* **Given instruction**
Every line with the string "Search" should be gathered.

* **Information given**

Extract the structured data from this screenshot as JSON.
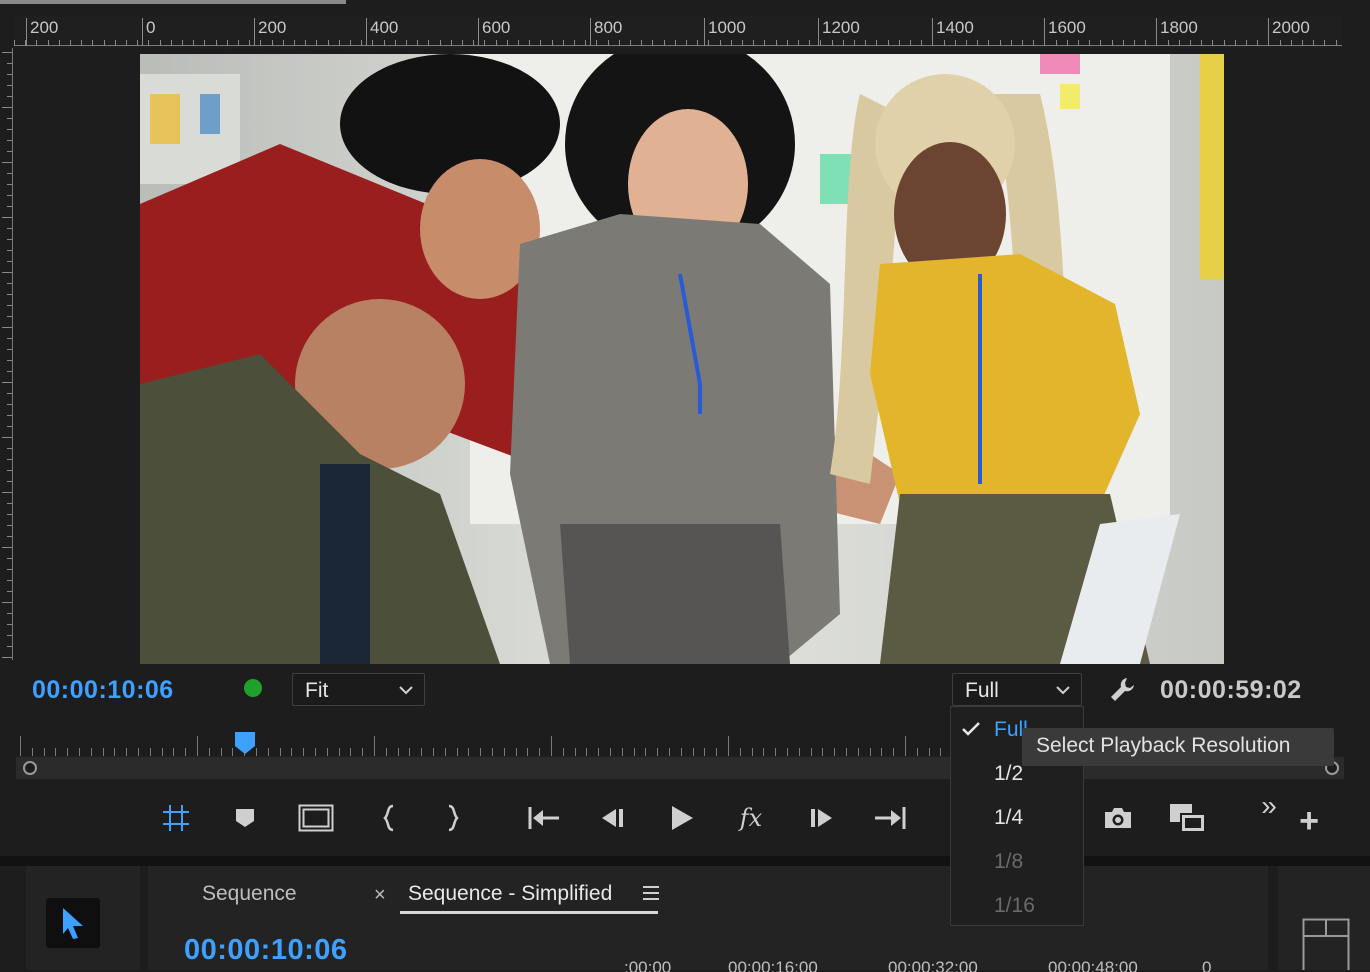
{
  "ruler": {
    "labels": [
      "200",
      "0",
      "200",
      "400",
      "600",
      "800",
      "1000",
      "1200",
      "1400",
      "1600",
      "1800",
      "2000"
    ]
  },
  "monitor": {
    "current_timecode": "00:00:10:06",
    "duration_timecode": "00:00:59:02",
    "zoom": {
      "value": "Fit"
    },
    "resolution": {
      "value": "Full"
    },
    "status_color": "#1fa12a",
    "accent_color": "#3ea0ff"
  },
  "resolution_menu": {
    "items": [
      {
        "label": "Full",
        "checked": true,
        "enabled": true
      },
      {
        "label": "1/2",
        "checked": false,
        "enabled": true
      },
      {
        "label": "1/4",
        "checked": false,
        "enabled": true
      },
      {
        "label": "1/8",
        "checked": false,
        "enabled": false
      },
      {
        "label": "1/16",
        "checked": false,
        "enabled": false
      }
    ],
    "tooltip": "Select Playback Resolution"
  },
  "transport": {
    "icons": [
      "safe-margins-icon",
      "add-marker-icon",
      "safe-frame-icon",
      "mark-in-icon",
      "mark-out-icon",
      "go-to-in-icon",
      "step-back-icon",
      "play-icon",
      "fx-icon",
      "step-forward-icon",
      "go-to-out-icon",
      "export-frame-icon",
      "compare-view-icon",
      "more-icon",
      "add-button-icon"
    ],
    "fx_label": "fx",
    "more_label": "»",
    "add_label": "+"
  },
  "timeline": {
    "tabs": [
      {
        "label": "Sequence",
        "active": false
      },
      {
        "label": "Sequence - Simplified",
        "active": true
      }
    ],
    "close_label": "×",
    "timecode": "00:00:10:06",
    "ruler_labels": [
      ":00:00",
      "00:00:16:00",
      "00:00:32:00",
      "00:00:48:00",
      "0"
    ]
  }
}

* * *

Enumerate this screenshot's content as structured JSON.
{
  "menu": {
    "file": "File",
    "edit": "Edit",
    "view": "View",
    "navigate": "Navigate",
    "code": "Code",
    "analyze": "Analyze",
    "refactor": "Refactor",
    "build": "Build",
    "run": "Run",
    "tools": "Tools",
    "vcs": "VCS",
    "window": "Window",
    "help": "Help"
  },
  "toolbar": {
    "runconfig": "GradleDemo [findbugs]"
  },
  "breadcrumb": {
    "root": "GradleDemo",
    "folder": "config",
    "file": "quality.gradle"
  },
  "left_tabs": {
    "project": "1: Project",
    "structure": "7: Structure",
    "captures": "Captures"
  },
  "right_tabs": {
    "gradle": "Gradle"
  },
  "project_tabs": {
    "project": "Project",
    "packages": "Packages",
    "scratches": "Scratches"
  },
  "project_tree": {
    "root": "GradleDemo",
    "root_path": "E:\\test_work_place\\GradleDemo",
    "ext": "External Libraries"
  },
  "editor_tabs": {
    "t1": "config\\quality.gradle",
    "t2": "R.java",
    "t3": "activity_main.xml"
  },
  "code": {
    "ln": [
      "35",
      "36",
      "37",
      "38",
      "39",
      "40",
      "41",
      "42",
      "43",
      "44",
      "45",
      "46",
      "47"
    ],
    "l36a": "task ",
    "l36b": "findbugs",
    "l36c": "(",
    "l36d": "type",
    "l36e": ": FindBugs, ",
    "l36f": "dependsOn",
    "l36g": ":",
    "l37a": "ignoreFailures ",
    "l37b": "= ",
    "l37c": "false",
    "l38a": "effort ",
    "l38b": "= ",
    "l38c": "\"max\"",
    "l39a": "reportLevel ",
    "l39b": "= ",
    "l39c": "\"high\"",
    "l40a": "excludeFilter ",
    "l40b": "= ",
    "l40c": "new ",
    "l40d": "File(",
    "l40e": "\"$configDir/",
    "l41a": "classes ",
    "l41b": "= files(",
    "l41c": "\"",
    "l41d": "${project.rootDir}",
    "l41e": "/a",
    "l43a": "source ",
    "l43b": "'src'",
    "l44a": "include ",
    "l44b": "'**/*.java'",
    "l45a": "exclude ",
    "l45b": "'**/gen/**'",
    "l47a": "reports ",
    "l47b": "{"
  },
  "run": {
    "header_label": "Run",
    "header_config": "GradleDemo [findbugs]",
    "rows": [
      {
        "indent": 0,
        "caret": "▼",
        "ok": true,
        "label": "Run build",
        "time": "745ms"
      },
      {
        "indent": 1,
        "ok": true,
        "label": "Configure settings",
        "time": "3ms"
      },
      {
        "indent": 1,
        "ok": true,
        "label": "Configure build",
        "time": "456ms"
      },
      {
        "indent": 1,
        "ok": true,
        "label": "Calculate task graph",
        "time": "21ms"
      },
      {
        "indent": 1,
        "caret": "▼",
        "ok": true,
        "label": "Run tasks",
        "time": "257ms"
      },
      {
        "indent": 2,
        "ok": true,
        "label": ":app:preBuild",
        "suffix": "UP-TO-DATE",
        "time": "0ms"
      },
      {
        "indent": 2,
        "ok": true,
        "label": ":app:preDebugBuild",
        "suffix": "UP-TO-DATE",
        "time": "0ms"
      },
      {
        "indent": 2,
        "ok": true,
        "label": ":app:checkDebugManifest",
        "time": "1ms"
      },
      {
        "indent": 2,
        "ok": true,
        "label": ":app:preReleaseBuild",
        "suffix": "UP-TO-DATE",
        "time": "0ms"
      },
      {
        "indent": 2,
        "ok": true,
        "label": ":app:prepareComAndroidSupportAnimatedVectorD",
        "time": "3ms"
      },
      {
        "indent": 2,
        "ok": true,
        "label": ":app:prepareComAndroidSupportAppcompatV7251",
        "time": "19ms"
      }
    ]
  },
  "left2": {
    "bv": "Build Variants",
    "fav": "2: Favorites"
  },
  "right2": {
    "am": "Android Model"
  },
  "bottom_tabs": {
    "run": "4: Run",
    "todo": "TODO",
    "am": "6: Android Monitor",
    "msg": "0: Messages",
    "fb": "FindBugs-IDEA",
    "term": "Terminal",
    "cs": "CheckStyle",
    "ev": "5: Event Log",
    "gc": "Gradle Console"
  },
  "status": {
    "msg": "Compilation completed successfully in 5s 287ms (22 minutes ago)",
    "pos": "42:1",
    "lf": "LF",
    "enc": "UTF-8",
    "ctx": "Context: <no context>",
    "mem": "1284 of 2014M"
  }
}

* * *

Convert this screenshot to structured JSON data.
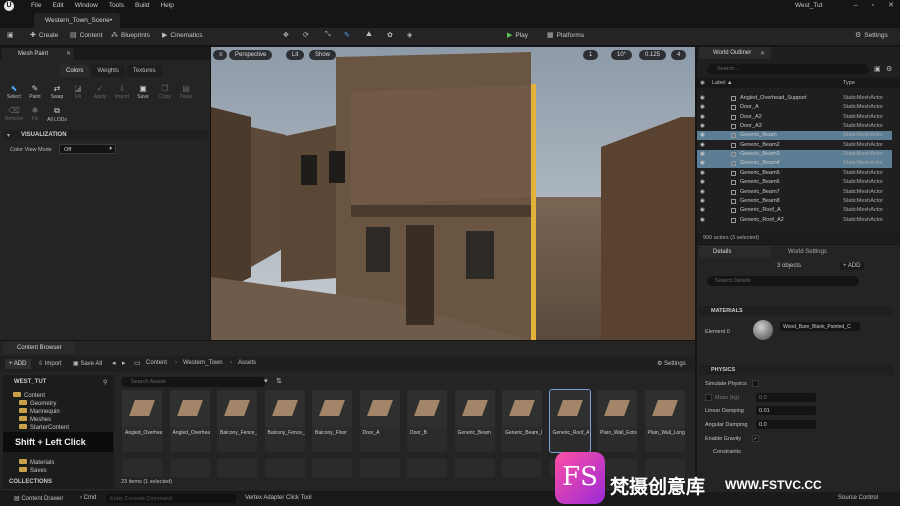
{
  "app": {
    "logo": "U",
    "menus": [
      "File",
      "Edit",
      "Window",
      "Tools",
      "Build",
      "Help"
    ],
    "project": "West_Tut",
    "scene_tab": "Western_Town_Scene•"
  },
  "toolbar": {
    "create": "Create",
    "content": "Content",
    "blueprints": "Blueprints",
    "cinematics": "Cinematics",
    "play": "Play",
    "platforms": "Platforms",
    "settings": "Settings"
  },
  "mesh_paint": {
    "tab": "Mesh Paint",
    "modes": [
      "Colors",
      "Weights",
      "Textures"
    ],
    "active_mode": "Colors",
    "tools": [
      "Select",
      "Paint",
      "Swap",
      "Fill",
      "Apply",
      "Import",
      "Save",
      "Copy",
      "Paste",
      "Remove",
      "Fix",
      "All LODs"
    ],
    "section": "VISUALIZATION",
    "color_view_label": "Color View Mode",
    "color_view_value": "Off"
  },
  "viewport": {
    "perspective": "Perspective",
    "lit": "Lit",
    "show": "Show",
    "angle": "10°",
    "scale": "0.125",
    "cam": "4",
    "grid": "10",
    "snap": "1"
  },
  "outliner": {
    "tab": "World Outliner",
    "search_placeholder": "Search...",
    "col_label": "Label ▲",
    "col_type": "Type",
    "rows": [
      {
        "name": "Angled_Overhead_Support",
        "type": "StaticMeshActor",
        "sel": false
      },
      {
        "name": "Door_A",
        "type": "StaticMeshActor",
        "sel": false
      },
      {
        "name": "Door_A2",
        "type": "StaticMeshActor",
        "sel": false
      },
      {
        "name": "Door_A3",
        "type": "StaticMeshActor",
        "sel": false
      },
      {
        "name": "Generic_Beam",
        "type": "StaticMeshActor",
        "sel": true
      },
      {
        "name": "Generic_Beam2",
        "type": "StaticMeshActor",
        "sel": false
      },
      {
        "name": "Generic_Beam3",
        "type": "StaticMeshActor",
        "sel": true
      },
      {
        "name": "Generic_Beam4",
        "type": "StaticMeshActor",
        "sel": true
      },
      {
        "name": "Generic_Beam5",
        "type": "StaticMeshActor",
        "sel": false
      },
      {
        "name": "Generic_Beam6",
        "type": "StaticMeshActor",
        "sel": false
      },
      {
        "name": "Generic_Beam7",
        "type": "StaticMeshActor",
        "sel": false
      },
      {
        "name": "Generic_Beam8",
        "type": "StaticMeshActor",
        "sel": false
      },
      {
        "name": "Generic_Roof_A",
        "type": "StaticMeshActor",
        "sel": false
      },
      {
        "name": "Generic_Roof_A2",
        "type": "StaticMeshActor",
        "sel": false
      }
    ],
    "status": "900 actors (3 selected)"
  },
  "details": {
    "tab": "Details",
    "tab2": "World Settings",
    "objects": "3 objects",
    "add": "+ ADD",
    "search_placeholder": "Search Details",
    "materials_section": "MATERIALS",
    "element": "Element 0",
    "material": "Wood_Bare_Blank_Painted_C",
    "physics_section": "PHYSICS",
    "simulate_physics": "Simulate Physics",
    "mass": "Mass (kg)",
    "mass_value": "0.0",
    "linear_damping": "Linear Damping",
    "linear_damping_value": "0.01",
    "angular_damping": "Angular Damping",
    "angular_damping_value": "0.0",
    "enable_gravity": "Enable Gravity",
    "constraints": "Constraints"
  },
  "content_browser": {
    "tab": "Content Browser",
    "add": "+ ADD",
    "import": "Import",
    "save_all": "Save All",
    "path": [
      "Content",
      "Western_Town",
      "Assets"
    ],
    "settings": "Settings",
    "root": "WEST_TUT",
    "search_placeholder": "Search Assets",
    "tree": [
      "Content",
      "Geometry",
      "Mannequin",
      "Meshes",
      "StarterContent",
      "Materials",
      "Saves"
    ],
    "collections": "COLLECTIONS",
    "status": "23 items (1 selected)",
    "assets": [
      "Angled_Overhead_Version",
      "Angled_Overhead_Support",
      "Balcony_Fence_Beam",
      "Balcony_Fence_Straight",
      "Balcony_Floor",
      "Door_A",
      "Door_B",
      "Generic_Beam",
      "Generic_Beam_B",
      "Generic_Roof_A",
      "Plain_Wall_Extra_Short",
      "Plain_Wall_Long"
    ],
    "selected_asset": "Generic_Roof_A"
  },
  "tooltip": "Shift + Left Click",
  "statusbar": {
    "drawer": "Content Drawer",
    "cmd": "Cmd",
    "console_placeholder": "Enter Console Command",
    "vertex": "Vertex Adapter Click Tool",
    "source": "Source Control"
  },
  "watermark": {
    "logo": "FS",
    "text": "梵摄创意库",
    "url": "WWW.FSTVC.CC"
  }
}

* **Result**
    "search_placeholder": "Search...",
    "search_placeholder": "Search Details",
    "search_placeholder": "Search Assets",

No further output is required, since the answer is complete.